* [WORK TO COMPLETE] Look below and pull out each line with the word "Show".

(Collected data)
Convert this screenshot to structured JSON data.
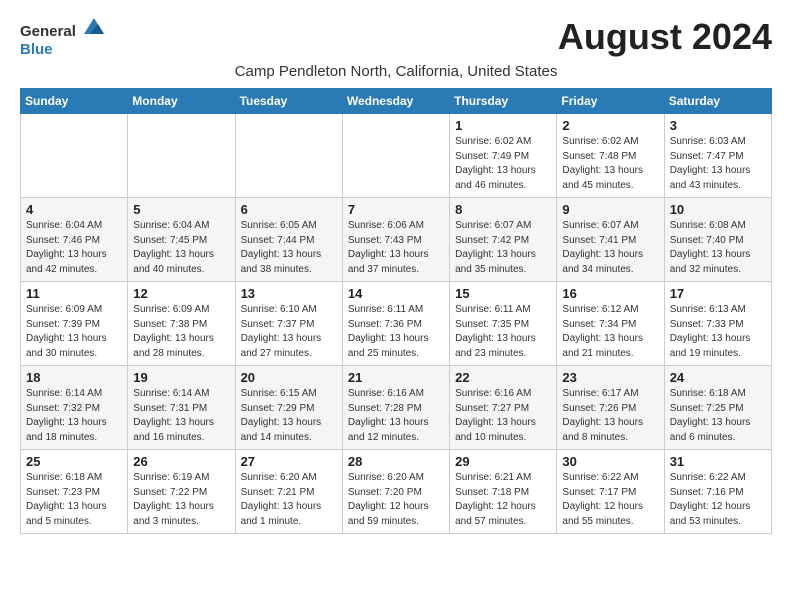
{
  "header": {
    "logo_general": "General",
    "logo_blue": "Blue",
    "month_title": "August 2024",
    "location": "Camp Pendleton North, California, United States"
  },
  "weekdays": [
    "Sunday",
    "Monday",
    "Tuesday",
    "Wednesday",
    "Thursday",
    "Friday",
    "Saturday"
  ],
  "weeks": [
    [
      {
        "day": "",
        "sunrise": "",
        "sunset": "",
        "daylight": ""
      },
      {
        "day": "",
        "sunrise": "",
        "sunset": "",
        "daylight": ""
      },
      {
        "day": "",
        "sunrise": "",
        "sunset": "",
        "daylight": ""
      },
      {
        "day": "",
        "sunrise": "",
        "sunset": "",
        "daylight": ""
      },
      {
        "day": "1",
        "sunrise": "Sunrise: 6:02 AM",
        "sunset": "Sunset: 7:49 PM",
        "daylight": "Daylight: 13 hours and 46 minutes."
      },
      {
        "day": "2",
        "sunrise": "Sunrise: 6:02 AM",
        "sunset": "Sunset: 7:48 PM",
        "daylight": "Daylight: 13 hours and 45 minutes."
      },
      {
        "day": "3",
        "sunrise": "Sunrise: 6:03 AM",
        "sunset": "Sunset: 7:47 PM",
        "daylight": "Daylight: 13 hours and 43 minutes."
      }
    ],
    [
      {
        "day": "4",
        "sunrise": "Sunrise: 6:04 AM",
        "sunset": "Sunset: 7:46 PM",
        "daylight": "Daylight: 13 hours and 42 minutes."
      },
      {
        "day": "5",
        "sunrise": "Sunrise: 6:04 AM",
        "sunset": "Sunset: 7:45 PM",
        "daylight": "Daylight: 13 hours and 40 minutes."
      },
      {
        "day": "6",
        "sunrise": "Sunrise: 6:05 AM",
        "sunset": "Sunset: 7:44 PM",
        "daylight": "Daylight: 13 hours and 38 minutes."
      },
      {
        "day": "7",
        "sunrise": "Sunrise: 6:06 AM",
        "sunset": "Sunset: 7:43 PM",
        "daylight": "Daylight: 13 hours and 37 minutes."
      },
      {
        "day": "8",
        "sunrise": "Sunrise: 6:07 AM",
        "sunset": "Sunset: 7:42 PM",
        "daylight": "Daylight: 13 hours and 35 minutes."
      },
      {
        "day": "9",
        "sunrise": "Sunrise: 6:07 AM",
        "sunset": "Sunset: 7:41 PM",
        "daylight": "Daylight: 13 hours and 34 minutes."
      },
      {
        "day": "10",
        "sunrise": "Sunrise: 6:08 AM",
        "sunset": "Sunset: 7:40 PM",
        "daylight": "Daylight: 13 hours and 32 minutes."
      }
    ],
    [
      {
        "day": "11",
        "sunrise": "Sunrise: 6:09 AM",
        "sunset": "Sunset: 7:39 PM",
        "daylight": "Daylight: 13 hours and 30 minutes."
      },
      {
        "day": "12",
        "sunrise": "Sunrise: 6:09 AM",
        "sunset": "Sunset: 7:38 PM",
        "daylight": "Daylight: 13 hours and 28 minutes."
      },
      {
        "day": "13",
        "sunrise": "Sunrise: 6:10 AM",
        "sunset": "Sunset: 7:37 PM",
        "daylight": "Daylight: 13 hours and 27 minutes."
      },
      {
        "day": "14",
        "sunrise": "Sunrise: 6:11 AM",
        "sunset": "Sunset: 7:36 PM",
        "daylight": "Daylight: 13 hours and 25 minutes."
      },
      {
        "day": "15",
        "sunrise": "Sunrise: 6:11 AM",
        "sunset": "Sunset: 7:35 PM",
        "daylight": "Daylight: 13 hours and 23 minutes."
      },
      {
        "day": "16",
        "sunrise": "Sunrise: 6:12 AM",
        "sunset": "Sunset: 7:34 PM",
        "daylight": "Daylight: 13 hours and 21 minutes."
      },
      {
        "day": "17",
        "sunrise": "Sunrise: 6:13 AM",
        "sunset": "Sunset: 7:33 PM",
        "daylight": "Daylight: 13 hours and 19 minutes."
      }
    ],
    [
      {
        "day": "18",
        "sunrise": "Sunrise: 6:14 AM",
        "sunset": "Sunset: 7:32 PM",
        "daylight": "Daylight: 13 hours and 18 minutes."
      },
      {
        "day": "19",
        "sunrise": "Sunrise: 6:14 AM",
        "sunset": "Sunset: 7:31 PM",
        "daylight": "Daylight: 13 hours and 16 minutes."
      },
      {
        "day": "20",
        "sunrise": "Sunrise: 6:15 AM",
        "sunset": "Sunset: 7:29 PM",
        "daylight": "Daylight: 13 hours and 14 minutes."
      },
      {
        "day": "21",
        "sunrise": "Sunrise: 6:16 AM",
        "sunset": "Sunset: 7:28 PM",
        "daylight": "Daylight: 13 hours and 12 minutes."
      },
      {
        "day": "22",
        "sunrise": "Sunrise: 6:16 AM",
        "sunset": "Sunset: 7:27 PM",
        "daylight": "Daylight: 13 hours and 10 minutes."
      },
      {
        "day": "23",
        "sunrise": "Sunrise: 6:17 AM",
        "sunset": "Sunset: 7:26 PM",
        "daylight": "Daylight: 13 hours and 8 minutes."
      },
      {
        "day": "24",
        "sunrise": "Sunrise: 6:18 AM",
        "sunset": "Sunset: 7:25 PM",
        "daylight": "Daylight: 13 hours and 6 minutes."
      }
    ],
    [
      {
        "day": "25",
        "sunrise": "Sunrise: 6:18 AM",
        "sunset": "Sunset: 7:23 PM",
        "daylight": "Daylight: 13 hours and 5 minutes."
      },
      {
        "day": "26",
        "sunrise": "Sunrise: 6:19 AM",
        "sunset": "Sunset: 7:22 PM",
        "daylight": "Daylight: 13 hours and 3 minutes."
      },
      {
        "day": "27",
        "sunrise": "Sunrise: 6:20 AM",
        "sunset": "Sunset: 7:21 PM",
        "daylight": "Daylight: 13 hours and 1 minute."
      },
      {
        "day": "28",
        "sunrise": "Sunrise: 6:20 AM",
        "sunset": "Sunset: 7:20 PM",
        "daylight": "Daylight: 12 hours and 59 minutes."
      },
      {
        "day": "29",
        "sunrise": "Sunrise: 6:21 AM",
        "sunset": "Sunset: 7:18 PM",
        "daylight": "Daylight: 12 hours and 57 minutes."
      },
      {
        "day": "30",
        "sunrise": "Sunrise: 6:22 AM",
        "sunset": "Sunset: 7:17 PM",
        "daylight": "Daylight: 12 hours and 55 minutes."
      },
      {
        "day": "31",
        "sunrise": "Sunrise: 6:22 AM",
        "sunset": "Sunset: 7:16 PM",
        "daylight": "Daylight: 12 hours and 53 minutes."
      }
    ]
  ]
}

==

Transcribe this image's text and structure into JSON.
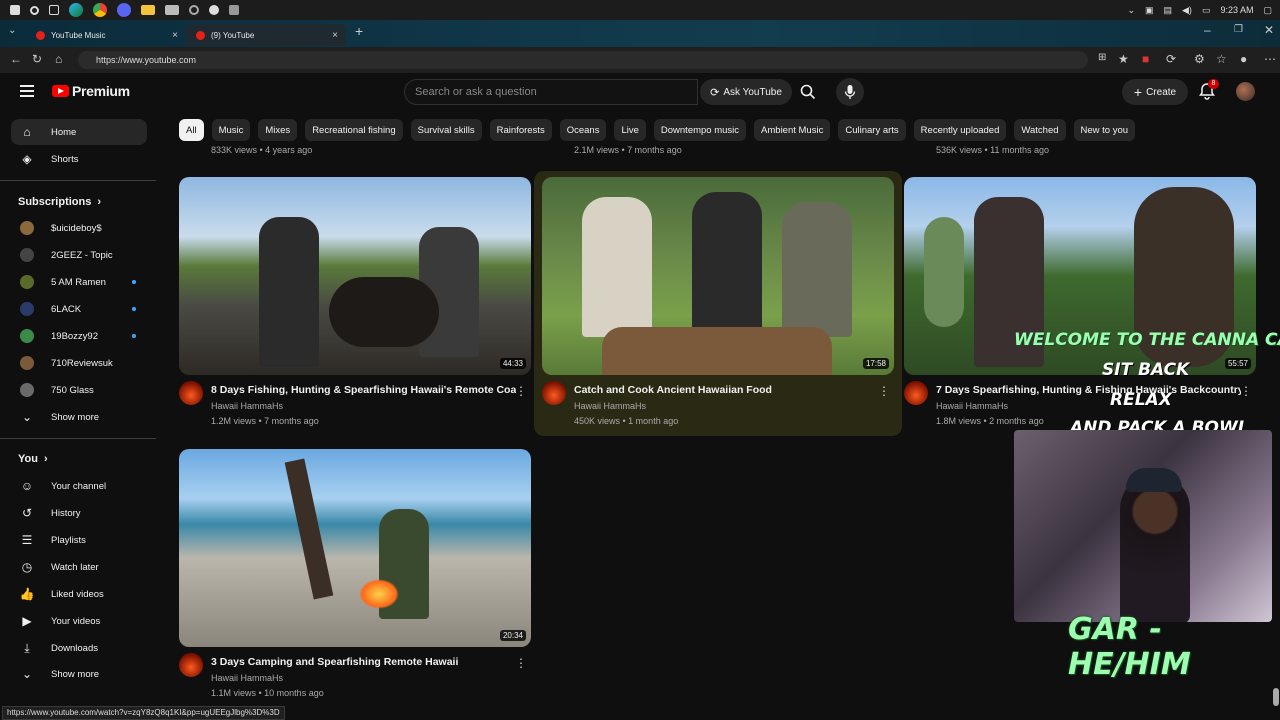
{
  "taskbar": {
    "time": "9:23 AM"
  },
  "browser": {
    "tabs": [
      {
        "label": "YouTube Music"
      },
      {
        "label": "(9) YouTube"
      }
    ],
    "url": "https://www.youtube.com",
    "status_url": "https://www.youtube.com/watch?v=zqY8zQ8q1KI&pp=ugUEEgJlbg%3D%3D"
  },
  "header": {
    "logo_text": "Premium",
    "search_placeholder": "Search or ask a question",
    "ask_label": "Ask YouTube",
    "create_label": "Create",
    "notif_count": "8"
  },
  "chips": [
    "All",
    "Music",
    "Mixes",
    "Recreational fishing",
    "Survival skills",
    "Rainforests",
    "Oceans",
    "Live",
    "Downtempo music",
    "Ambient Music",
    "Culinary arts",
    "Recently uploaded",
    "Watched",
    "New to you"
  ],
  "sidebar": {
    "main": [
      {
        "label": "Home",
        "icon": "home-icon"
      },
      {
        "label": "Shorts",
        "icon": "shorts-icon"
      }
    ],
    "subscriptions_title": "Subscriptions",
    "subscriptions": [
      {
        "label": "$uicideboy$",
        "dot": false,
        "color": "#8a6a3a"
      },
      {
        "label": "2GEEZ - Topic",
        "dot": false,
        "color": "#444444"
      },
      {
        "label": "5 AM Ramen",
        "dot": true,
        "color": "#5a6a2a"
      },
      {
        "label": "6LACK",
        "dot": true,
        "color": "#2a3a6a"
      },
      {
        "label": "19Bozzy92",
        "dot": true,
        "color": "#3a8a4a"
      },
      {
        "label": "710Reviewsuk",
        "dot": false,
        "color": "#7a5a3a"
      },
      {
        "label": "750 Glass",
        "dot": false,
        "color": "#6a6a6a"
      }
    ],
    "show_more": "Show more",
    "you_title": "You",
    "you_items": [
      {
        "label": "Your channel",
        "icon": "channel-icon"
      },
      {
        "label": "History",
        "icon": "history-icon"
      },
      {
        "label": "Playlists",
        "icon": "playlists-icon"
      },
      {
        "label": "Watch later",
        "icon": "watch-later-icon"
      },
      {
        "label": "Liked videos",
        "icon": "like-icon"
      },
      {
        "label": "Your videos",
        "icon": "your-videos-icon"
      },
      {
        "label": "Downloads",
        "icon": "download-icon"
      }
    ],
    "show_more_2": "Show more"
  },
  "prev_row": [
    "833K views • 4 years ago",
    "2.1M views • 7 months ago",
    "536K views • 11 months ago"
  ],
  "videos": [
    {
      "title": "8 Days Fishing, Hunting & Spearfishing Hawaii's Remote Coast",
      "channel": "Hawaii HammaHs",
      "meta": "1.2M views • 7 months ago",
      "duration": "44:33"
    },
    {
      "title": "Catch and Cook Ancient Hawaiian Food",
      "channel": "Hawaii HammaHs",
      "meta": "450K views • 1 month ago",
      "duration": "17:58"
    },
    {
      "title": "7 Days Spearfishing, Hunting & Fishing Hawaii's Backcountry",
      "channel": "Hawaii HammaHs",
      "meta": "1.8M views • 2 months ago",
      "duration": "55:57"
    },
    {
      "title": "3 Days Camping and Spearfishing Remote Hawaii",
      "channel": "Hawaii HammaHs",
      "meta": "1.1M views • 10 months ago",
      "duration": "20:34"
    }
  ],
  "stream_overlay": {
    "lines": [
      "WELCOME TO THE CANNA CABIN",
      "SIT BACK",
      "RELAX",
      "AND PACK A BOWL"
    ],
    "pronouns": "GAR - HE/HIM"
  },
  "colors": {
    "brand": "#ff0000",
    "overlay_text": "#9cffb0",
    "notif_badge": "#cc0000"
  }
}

* [THE SOLUTION]
    "show_more": "Show more",
    "show_more_2": "Show more"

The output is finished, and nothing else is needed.